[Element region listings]
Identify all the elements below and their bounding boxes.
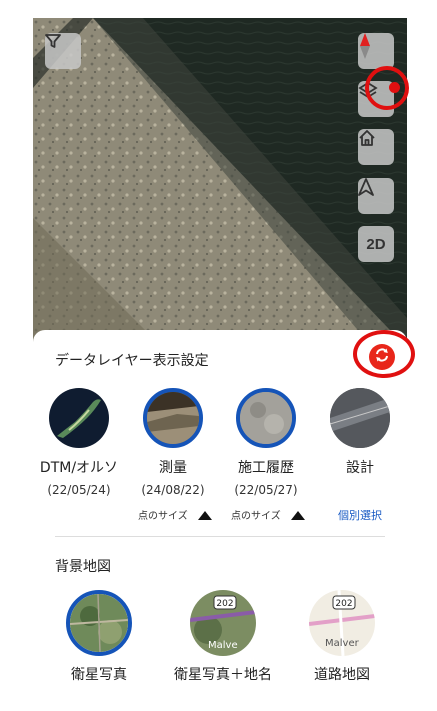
filter-button[interactable] [45,33,81,69]
home-button[interactable] [358,129,394,165]
background-map-name: 道路地図 [314,667,370,683]
layer-date: (22/05/24) [47,483,111,497]
layer-name: 施工履歴 [238,460,294,476]
layer-name: 測量 [159,460,187,476]
background-map-satellite[interactable]: 衛星写真 [53,590,145,684]
svg-text:Malve: Malve [208,640,238,651]
layer-item-survey[interactable]: 測量 (24/08/22) [131,388,215,497]
satellite-map-image [33,18,407,348]
background-map-title: 背景地図 [55,559,111,575]
layer-thumbnail-survey [143,388,203,448]
highlight-ring-refresh [353,330,415,378]
individual-select-link[interactable]: 個別選択 [338,507,382,523]
layer-date: (22/05/27) [234,483,298,497]
survey-point-size-control[interactable]: 点のサイズ [138,507,212,522]
layer-item-design[interactable]: 設計 [318,388,402,477]
triangle-up-icon [197,511,212,520]
point-size-label: 点のサイズ [138,511,188,522]
background-map-satellite-labels[interactable]: 202 Malve 衛星写真＋地名 [163,590,283,684]
panel-title: データレイヤー表示設定 [55,353,209,369]
navigate-button[interactable] [358,178,394,214]
svg-text:202: 202 [216,599,233,609]
construction-point-size-control[interactable]: 点のサイズ [231,507,305,522]
triangle-up-icon [290,511,305,520]
background-thumbnail-satellite [66,590,132,656]
layer-thumbnail-construction [236,388,296,448]
background-thumbnail-satellite-labels: 202 Malve [190,590,256,656]
layer-item-dtm-ortho[interactable]: DTM/オルソ (22/05/24) [37,388,121,497]
view-mode-button[interactable]: 2D [358,226,394,262]
red-dot [389,82,400,93]
layer-name: 設計 [346,460,374,476]
highlight-ring-layers [365,66,409,110]
background-thumbnail-road: 202 Malver [309,590,375,656]
background-map-name: 衛星写真＋地名 [174,667,272,683]
map-view[interactable]: 2D [33,18,407,348]
point-size-label: 点のサイズ [231,511,281,522]
divider [55,536,385,537]
compass-button[interactable] [358,33,394,69]
svg-text:202: 202 [335,599,352,609]
background-map-name: 衛星写真 [71,667,127,683]
layer-item-construction-history[interactable]: 施工履歴 (22/05/27) [224,388,308,497]
layer-name: DTM/オルソ [39,460,119,476]
view-mode-label: 2D [366,235,386,253]
background-map-road[interactable]: 202 Malver 道路地図 [295,590,389,684]
data-layer-panel: データレイヤー表示設定 DTM/オルソ (22/05/24) 測量 (24/08… [33,330,407,711]
layer-thumbnail-design [330,388,390,448]
layer-thumbnail-dtm [49,388,109,448]
svg-text:Malver: Malver [325,638,360,649]
layer-date: (24/08/22) [141,483,205,497]
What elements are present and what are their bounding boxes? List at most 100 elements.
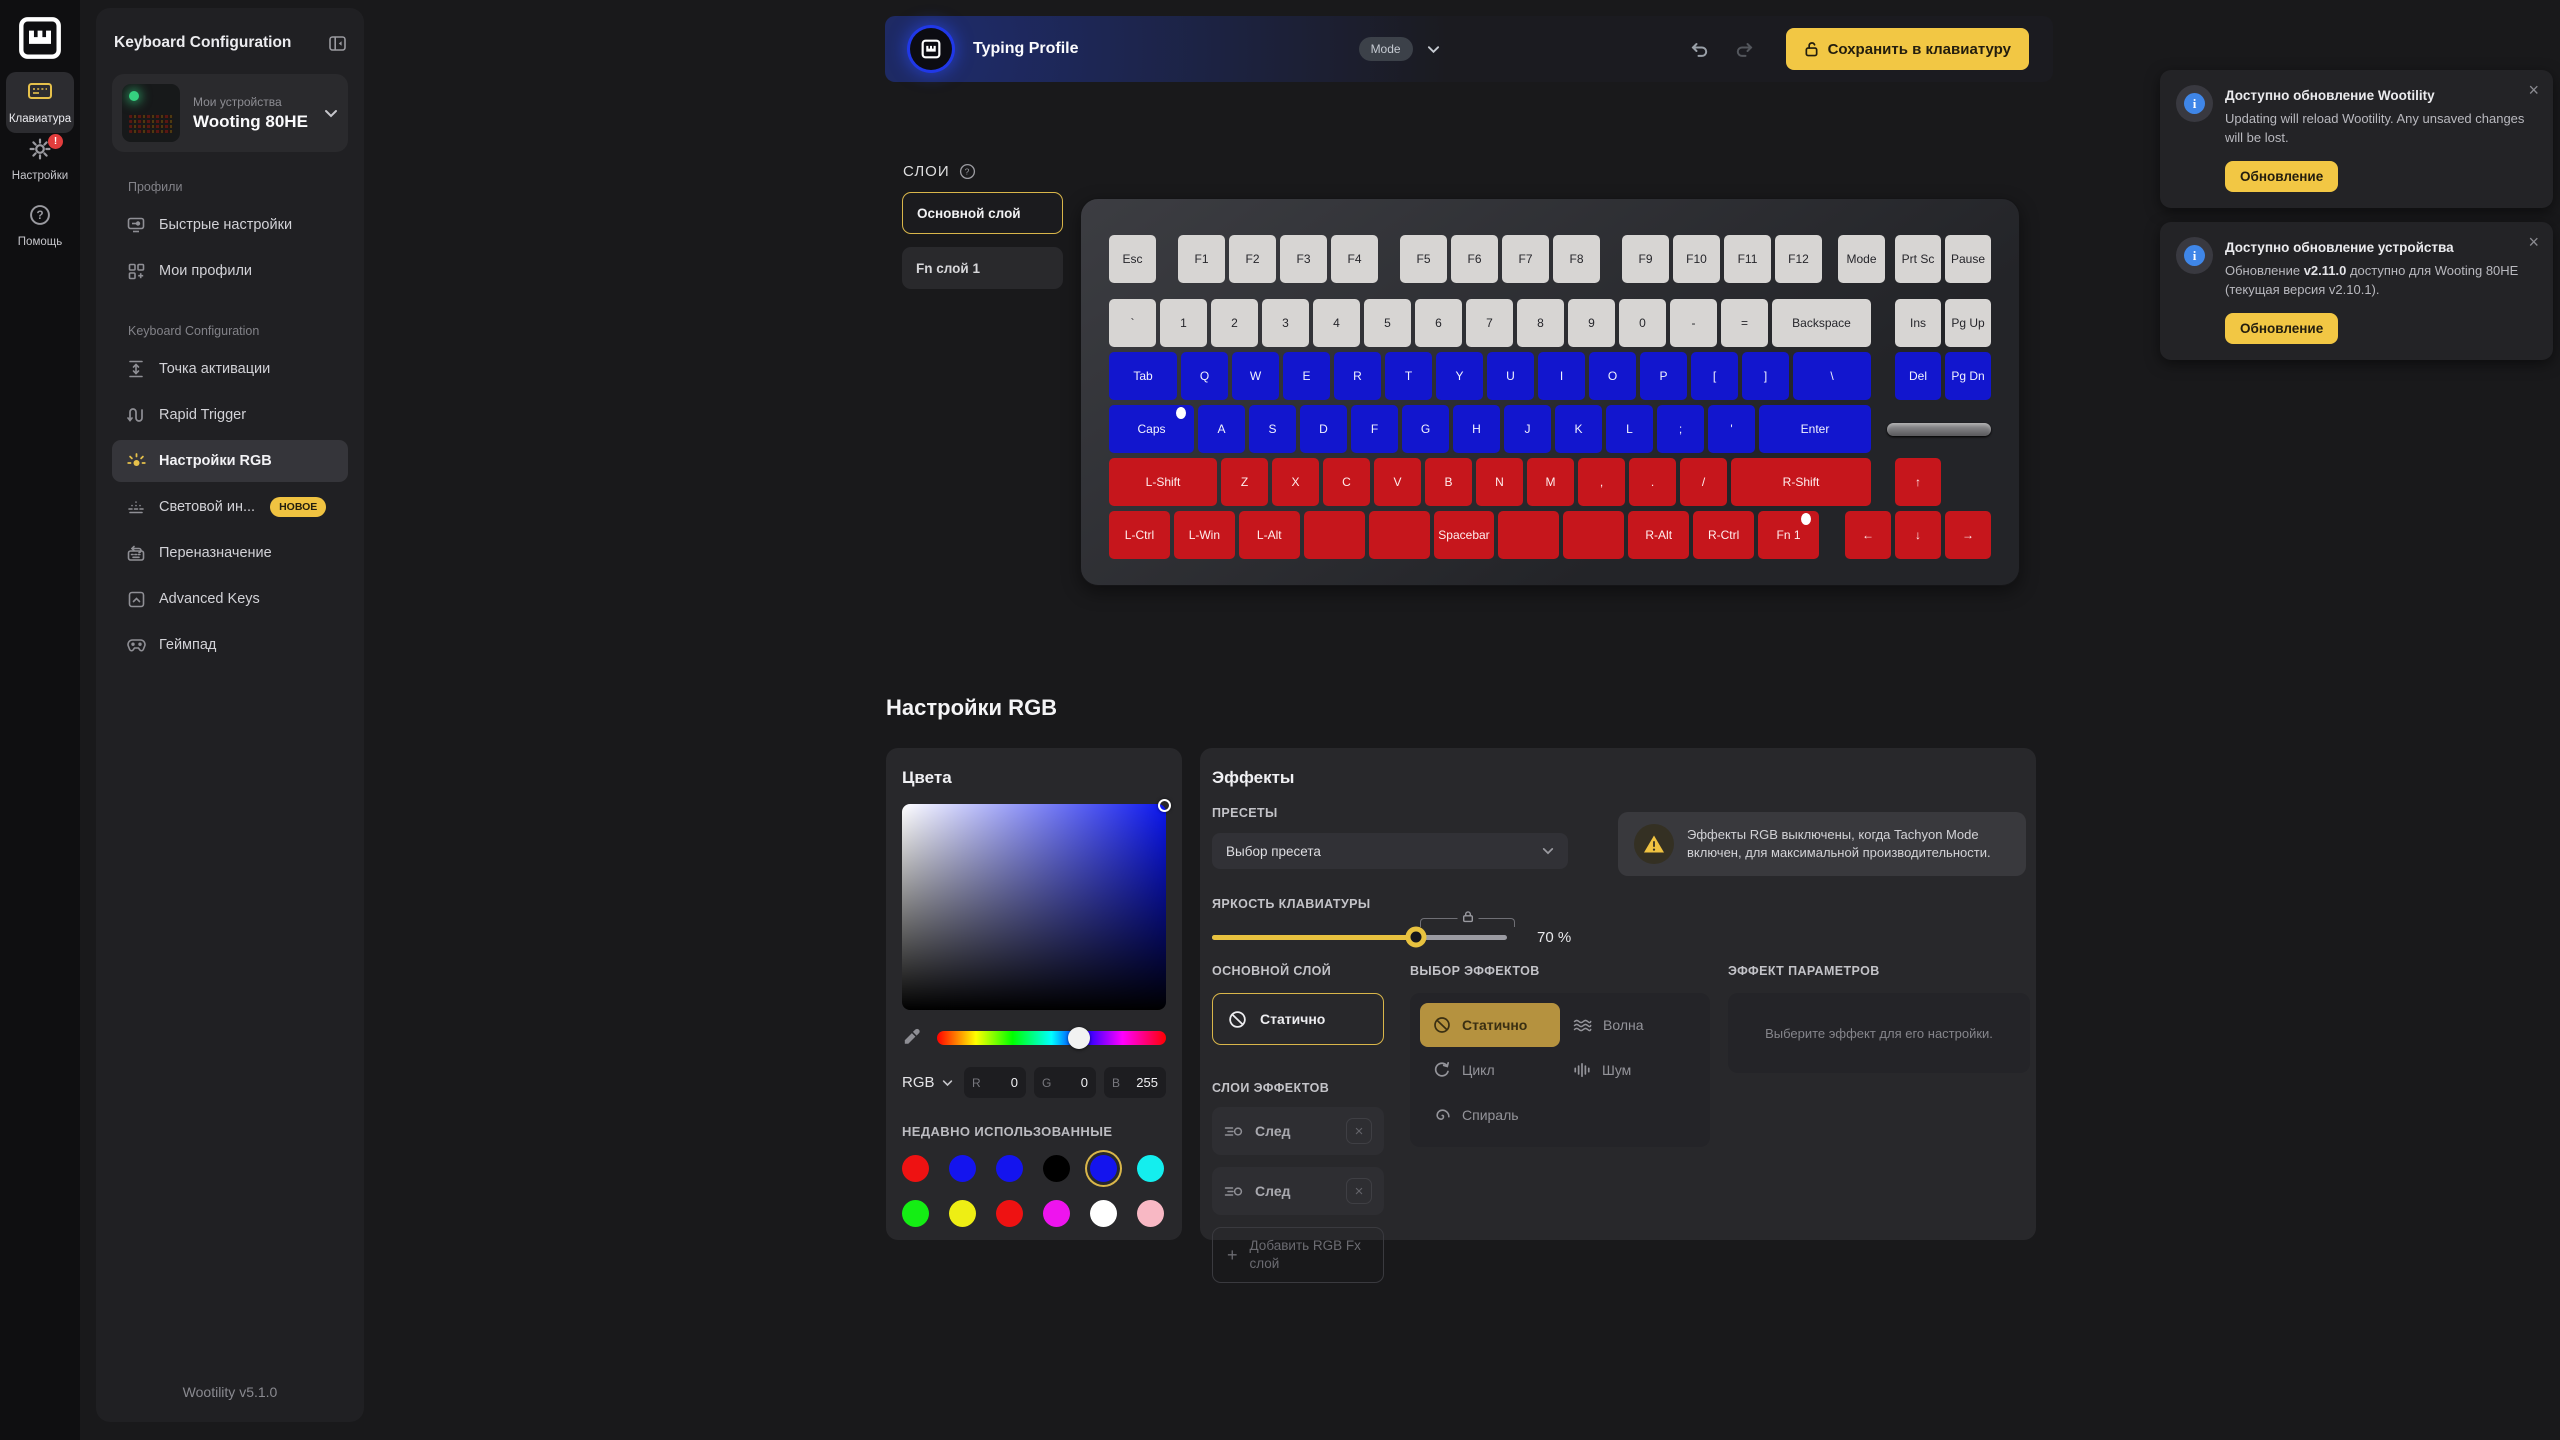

## What needs to be done
Copy out every item above word for word, keeping each line as it is. Leave the pictures out.

## Solution for this problem
Identify all the elements below and their bounding boxes.
filter-button[interactable] [45,33,81,69]
home-button[interactable] [358,129,394,165]
background-map-name: 道路地図 [314,667,370,683]
layer-date: (22/05/24) [47,483,111,497]
layer-name: 施工履歴 [238,460,294,476]
layer-name: 測量 [159,460,187,476]
background-map-satellite[interactable]: 衛星写真 [53,590,145,684]
svg-text:Malve: Malve [208,640,238,651]
layer-item-survey[interactable]: 測量 (24/08/22) [131,388,215,497]
satellite-map-image [33,18,407,348]
background-map-title: 背景地図 [55,559,111,575]
layer-thumbnail-survey [143,388,203,448]
highlight-ring-refresh [353,330,415,378]
individual-select-link[interactable]: 個別選択 [338,507,382,523]
layer-date: (22/05/27) [234,483,298,497]
survey-point-size-control[interactable]: 点のサイズ [138,507,212,522]
layer-item-design[interactable]: 設計 [318,388,402,477]
triangle-up-icon [197,511,212,520]
point-size-label: 点のサイズ [138,511,188,522]
background-map-satellite-labels[interactable]: 202 Malve 衛星写真＋地名 [163,590,283,684]
panel-title: データレイヤー表示設定 [55,353,209,369]
navigate-button[interactable] [358,178,394,214]
svg-text:202: 202 [216,599,233,609]
construction-point-size-control[interactable]: 点のサイズ [231,507,305,522]
triangle-up-icon [290,511,305,520]
background-thumbnail-satellite [66,590,132,656]
layer-thumbnail-construction [236,388,296,448]
background-thumbnail-satellite-labels: 202 Malve [190,590,256,656]
layer-item-dtm-ortho[interactable]: DTM/オルソ (22/05/24) [37,388,121,497]
view-mode-button[interactable]: 2D [358,226,394,262]
red-dot [389,82,400,93]
layer-name: 設計 [346,460,374,476]
highlight-ring-layers [365,66,409,110]
background-thumbnail-road: 202 Malver [309,590,375,656]
background-map-name: 衛星写真＋地名 [174,667,272,683]
map-view[interactable]: 2D [33,18,407,348]
point-size-label: 点のサイズ [231,511,281,522]
divider [55,536,385,537]
compass-button[interactable] [358,33,394,69]
svg-text:202: 202 [335,599,352,609]
background-map-name: 衛星写真 [71,667,127,683]
layer-item-construction-history[interactable]: 施工履歴 (22/05/27) [224,388,308,497]
layer-name: DTM/オルソ [39,460,119,476]
view-mode-label: 2D [366,235,386,253]
background-map-road[interactable]: 202 Malver 道路地図 [295,590,389,684]
data-layer-panel: データレイヤー表示設定 DTM/オルソ (22/05/24) 測量 (24/08… [33,330,407,711]
layer-thumbnail-design [330,388,390,448]
layer-thumbnail-dtm [49,388,109,448]
svg-text:Malver: Malver [325,638,360,649]
layer-date: (24/08/22) [141,483,205,497]
What elements are present and what are their bounding boxes? List at most 100 elements.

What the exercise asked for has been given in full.